(Given information)
_____

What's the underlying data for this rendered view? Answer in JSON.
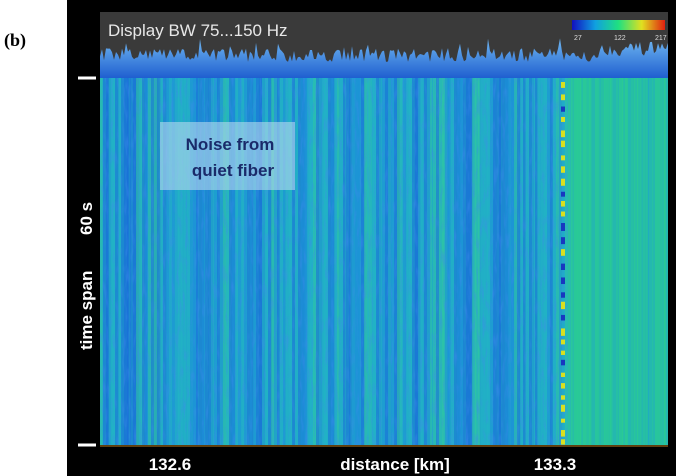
{
  "figure_label": "(b)",
  "header": {
    "title": "Display BW 75...150 Hz",
    "colorbar_ticks": [
      "27",
      "122",
      "217"
    ]
  },
  "annotation": {
    "lines": [
      "Noise from",
      "quiet fiber"
    ]
  },
  "y_axis": {
    "label": "time span",
    "value": "60 s"
  },
  "x_axis": {
    "label": "distance [km]",
    "ticks": [
      "132.6",
      "133.3"
    ]
  }
}
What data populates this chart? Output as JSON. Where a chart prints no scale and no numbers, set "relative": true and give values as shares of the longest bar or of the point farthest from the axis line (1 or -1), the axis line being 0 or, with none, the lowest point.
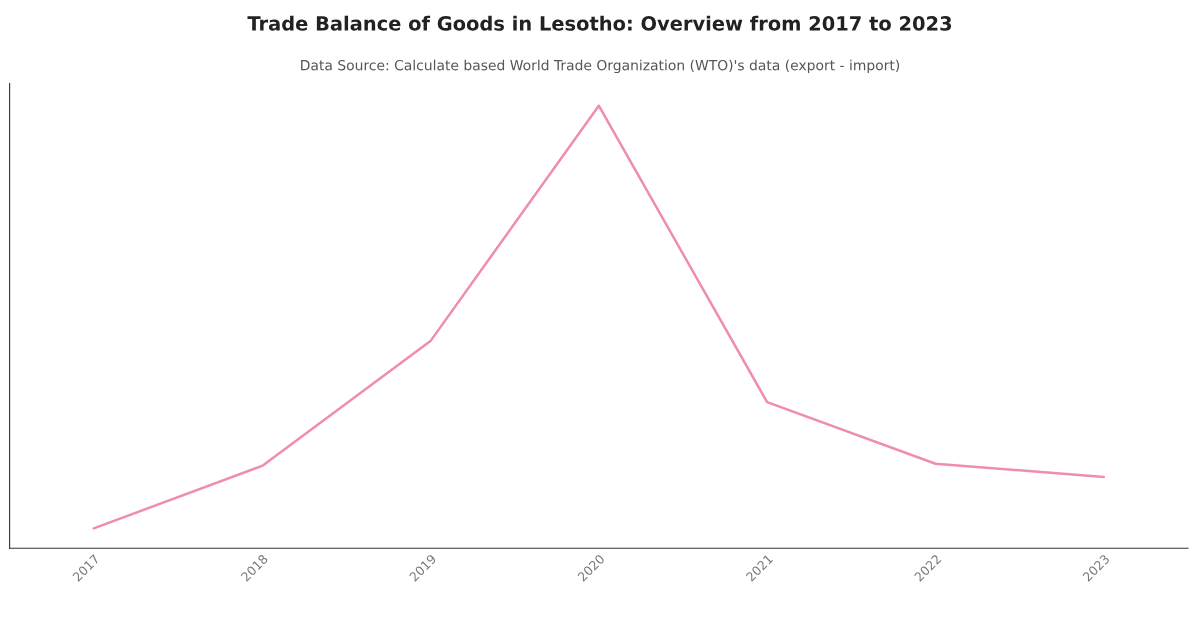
{
  "chart_data": {
    "type": "line",
    "title": "Trade Balance of Goods in Lesotho: Overview from 2017 to 2023",
    "subtitle": "Data Source: Calculate based World Trade Organization (WTO)'s data (export - import)",
    "relative": true,
    "categories": [
      "2017",
      "2018",
      "2019",
      "2020",
      "2021",
      "2022",
      "2023"
    ],
    "series": [
      {
        "color": "#f08cb4",
        "values": [
          0.045,
          0.186,
          0.468,
          1.0,
          0.33,
          0.191,
          0.161
        ]
      }
    ],
    "grid": false,
    "marker": "none",
    "line_style": "solid"
  }
}
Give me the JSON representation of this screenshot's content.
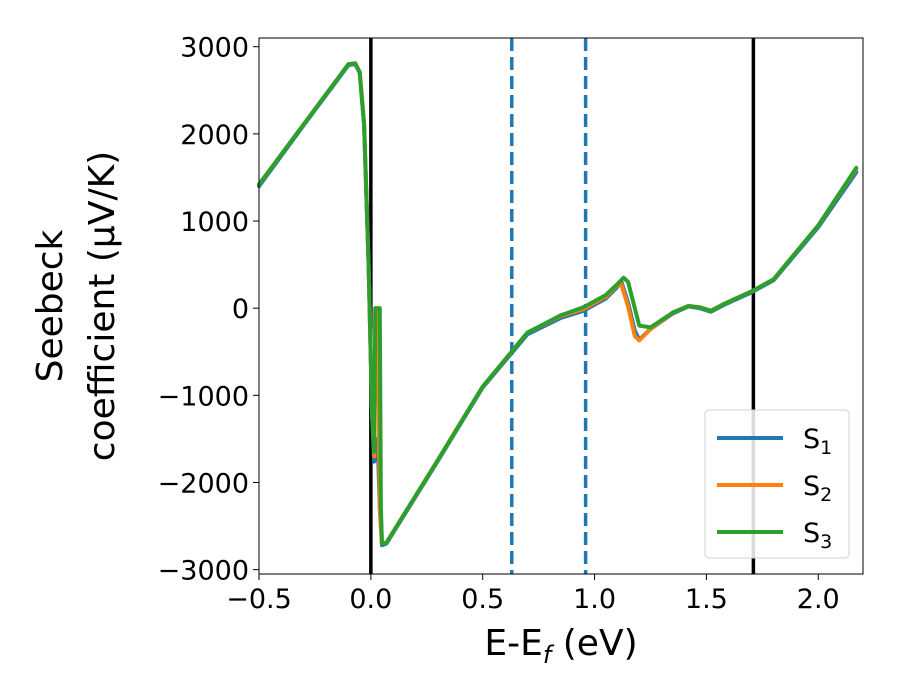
{
  "chart_data": {
    "type": "line",
    "xlabel": "E-E",
    "xlabel_sub": "f",
    "xlabel_unit": " (eV)",
    "ylabel_line1": "Seebeck",
    "ylabel_line2": "coefficient  (μV/K)",
    "xlim": [
      -0.5,
      2.2
    ],
    "ylim": [
      -3050,
      3100
    ],
    "xticks": [
      -0.5,
      0.0,
      0.5,
      1.0,
      1.5,
      2.0
    ],
    "xtick_labels": [
      "−0.5",
      "0.0",
      "0.5",
      "1.0",
      "1.5",
      "2.0"
    ],
    "yticks": [
      -3000,
      -2000,
      -1000,
      0,
      1000,
      2000,
      3000
    ],
    "ytick_labels": [
      "−3000",
      "−2000",
      "−1000",
      "0",
      "1000",
      "2000",
      "3000"
    ],
    "vlines": [
      {
        "x": 0.0,
        "style": "solid",
        "color": "#000000"
      },
      {
        "x": 1.71,
        "style": "solid",
        "color": "#000000"
      },
      {
        "x": 0.63,
        "style": "dashed",
        "color": "#1f77b4"
      },
      {
        "x": 0.96,
        "style": "dashed",
        "color": "#1f77b4"
      }
    ],
    "legend": {
      "placement": "lower-right"
    },
    "series": [
      {
        "name": "S",
        "name_sub": "1",
        "color": "#1f77b4",
        "x": [
          -0.5,
          -0.3,
          -0.1,
          -0.07,
          -0.05,
          -0.03,
          -0.01,
          0.005,
          0.015,
          0.02,
          0.03,
          0.04,
          0.05,
          0.07,
          0.3,
          0.5,
          0.7,
          0.85,
          0.95,
          1.05,
          1.1,
          1.12,
          1.15,
          1.18,
          1.2,
          1.25,
          1.35,
          1.42,
          1.47,
          1.52,
          1.58,
          1.7,
          1.8,
          2.0,
          2.17
        ],
        "y": [
          1400,
          2100,
          2790,
          2800,
          2700,
          2100,
          500,
          -1200,
          -1760,
          -1700,
          -1500,
          -2300,
          -2720,
          -2700,
          -1750,
          -910,
          -300,
          -110,
          -30,
          110,
          240,
          300,
          60,
          -260,
          -360,
          -240,
          -60,
          20,
          0,
          -40,
          40,
          180,
          320,
          930,
          1560
        ]
      },
      {
        "name": "S",
        "name_sub": "2",
        "color": "#ff7f0e",
        "x": [
          -0.5,
          -0.3,
          -0.1,
          -0.07,
          -0.05,
          -0.03,
          -0.01,
          0.005,
          0.015,
          0.02,
          0.03,
          0.04,
          0.05,
          0.07,
          0.3,
          0.5,
          0.7,
          0.85,
          0.95,
          1.05,
          1.1,
          1.12,
          1.15,
          1.18,
          1.2,
          1.25,
          1.35,
          1.42,
          1.47,
          1.52,
          1.58,
          1.7,
          1.8,
          2.0,
          2.17
        ],
        "y": [
          1420,
          2110,
          2800,
          2810,
          2710,
          2110,
          510,
          -1190,
          -1700,
          0,
          0,
          -2290,
          -2700,
          -2690,
          -1740,
          -900,
          -280,
          -90,
          -10,
          130,
          260,
          270,
          20,
          -320,
          -370,
          -240,
          -50,
          25,
          10,
          -30,
          50,
          190,
          330,
          950,
          1600
        ]
      },
      {
        "name": "S",
        "name_sub": "3",
        "color": "#2ca02c",
        "x": [
          -0.5,
          -0.3,
          -0.1,
          -0.07,
          -0.05,
          -0.03,
          -0.01,
          0.005,
          0.015,
          0.02,
          0.04,
          0.045,
          0.05,
          0.07,
          0.3,
          0.5,
          0.7,
          0.85,
          0.95,
          1.05,
          1.1,
          1.13,
          1.15,
          1.18,
          1.2,
          1.25,
          1.35,
          1.42,
          1.47,
          1.52,
          1.58,
          1.7,
          1.8,
          2.0,
          2.17
        ],
        "y": [
          1420,
          2110,
          2800,
          2810,
          2710,
          2110,
          510,
          -1190,
          -1650,
          0,
          0,
          -2280,
          -2700,
          -2690,
          -1740,
          -900,
          -280,
          -80,
          10,
          150,
          270,
          350,
          300,
          0,
          -200,
          -220,
          -50,
          25,
          10,
          -30,
          50,
          190,
          330,
          950,
          1610
        ]
      }
    ]
  }
}
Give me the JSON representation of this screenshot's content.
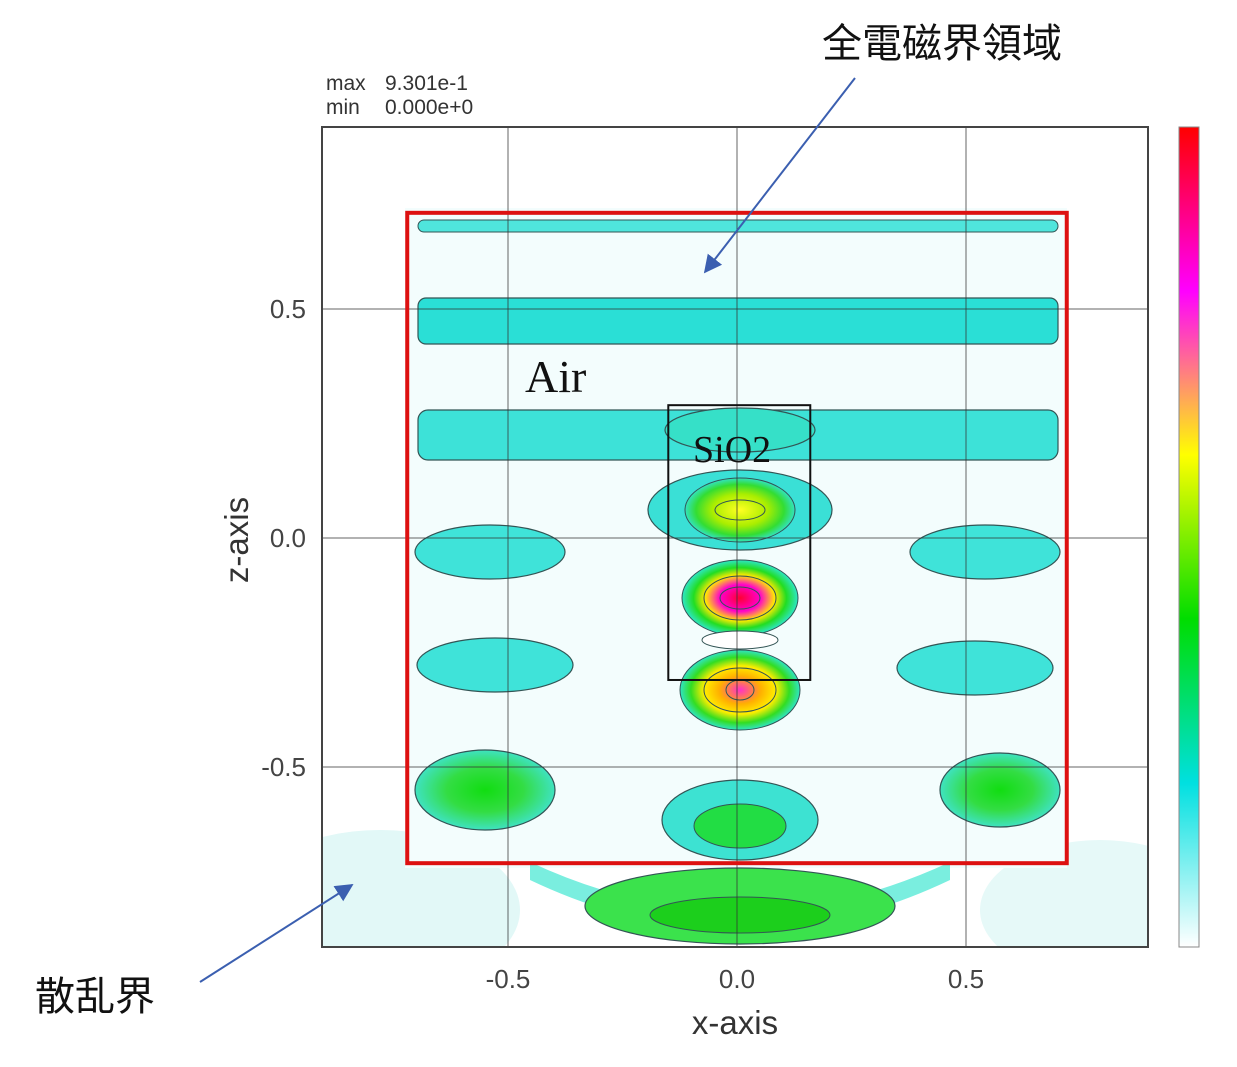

_____

Each line above that includes "from" should be shown.

(Final result)
      "Noise from",
What data populates this chart? Output as JSON. Where a chart prints no scale and no numbers, set "relative": true and give values as shares of the longest bar or of the point farthest from the axis line (1 or -1), the axis line being 0 or, with none, the lowest point.
    "title": "Trade Balance of Goods in Lesotho: Overview from 2017 to 2023",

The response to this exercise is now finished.